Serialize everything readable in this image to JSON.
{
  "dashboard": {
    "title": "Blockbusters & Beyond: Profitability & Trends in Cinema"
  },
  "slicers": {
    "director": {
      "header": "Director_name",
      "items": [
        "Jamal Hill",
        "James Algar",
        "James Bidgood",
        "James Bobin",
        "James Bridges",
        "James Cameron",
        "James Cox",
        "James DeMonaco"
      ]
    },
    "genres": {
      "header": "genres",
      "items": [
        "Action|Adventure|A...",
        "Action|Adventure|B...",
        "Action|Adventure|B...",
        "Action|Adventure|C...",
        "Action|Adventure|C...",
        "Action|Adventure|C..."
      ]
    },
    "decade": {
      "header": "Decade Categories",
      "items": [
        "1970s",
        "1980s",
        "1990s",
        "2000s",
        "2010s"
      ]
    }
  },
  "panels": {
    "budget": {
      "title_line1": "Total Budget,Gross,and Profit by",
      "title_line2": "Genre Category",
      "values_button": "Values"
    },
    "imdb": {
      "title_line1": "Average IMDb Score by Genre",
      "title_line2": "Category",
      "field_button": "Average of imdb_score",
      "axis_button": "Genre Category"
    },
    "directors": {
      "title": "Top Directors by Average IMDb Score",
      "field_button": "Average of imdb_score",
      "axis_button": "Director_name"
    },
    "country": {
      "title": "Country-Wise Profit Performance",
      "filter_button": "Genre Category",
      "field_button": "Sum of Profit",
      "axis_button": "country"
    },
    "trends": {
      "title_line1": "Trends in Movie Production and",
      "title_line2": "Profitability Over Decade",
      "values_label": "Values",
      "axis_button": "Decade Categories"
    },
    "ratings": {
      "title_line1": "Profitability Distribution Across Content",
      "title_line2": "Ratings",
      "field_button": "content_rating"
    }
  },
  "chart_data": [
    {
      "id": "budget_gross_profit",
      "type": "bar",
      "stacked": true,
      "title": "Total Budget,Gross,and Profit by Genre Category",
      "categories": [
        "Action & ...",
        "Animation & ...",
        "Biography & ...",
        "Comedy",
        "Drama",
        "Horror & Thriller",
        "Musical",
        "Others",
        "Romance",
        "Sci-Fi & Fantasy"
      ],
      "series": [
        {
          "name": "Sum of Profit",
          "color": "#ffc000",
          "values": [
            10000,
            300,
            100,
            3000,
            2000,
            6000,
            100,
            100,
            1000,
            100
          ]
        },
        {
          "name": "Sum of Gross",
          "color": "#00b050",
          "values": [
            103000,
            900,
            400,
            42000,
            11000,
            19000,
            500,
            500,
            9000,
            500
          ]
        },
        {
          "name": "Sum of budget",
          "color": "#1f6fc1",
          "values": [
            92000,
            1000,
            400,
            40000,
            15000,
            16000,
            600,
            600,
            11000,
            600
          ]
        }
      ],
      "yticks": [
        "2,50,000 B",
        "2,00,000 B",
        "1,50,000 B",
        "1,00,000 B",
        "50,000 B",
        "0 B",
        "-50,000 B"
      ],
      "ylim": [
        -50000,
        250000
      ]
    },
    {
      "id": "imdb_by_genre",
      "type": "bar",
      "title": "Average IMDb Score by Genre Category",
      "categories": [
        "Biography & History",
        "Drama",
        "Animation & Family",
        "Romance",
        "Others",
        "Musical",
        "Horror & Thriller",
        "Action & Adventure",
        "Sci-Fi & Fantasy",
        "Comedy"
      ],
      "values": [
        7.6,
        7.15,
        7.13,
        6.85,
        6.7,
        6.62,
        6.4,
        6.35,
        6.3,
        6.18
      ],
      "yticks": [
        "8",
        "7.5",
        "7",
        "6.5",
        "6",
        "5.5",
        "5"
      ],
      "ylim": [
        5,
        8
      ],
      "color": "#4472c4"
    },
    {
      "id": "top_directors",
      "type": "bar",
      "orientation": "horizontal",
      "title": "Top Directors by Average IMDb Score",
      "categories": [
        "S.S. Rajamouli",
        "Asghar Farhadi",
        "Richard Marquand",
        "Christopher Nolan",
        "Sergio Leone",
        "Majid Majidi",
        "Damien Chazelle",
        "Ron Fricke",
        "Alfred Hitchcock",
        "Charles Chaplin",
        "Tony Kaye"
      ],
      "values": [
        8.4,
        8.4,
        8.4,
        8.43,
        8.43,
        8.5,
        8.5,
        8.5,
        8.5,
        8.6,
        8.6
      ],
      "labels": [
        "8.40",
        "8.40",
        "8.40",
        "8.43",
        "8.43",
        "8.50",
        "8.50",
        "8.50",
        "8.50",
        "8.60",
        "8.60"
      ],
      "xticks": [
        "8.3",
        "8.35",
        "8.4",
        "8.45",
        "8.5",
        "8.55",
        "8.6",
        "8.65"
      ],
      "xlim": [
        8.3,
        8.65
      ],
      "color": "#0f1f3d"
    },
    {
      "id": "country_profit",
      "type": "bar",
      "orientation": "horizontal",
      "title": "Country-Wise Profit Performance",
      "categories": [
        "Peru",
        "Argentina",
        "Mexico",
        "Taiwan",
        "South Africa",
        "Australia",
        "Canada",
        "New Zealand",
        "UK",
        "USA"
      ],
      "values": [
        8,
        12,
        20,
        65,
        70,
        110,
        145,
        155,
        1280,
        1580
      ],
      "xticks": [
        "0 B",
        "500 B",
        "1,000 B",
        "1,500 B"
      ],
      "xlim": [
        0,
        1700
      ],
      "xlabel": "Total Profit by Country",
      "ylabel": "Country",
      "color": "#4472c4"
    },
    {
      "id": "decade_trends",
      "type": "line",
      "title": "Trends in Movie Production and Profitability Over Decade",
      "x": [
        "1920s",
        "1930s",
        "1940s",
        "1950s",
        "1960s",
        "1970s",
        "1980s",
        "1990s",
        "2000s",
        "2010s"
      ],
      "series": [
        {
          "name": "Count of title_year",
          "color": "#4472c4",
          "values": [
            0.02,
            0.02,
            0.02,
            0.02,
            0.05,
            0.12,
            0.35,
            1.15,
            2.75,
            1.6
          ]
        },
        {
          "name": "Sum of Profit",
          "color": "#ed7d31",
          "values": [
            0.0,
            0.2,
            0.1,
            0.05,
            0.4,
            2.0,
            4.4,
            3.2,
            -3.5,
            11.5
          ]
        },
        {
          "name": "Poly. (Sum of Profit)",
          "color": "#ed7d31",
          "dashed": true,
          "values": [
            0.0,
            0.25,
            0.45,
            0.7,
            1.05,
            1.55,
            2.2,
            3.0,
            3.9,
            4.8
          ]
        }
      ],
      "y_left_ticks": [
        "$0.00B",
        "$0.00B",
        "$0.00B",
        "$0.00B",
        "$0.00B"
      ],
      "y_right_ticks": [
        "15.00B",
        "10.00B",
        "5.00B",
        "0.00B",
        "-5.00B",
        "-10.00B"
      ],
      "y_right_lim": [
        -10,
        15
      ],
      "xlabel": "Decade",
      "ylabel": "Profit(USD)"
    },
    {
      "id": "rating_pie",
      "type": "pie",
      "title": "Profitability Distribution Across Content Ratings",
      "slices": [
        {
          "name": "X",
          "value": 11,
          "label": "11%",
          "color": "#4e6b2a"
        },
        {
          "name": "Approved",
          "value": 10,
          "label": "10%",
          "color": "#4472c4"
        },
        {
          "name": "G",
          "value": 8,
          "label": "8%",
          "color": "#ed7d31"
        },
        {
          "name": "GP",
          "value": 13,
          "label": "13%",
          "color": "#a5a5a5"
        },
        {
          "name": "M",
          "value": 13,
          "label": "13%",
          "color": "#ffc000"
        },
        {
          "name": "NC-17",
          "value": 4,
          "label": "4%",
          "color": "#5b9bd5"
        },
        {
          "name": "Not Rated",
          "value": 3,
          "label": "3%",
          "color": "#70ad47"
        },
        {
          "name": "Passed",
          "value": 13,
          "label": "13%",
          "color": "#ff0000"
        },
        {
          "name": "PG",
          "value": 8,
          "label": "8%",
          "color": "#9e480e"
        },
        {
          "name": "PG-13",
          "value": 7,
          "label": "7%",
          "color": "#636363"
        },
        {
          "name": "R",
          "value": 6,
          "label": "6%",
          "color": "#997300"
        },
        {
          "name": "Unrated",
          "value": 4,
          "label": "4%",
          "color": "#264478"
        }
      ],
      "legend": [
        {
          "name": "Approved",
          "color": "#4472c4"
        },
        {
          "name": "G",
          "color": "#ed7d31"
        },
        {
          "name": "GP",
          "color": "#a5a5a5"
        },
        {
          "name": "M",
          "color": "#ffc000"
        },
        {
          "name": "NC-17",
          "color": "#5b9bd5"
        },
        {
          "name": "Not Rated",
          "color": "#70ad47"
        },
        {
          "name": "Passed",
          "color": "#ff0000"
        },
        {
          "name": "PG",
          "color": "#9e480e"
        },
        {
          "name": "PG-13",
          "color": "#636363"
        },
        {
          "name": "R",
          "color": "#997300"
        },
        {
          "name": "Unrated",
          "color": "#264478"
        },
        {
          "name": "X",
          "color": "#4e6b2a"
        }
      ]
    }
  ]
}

| Written problem |
Scan the listing above for the word "Category" and show each line where it is found.

| Task solution |
      "title_line2": "Genre Category",
      "title_line2": "Category",
      "axis_button": "Genre Category"
      "filter_button": "Genre Category",
      "title": "Total Budget,Gross,and Profit by Genre Category",
      "title": "Average IMDb Score by Genre Category",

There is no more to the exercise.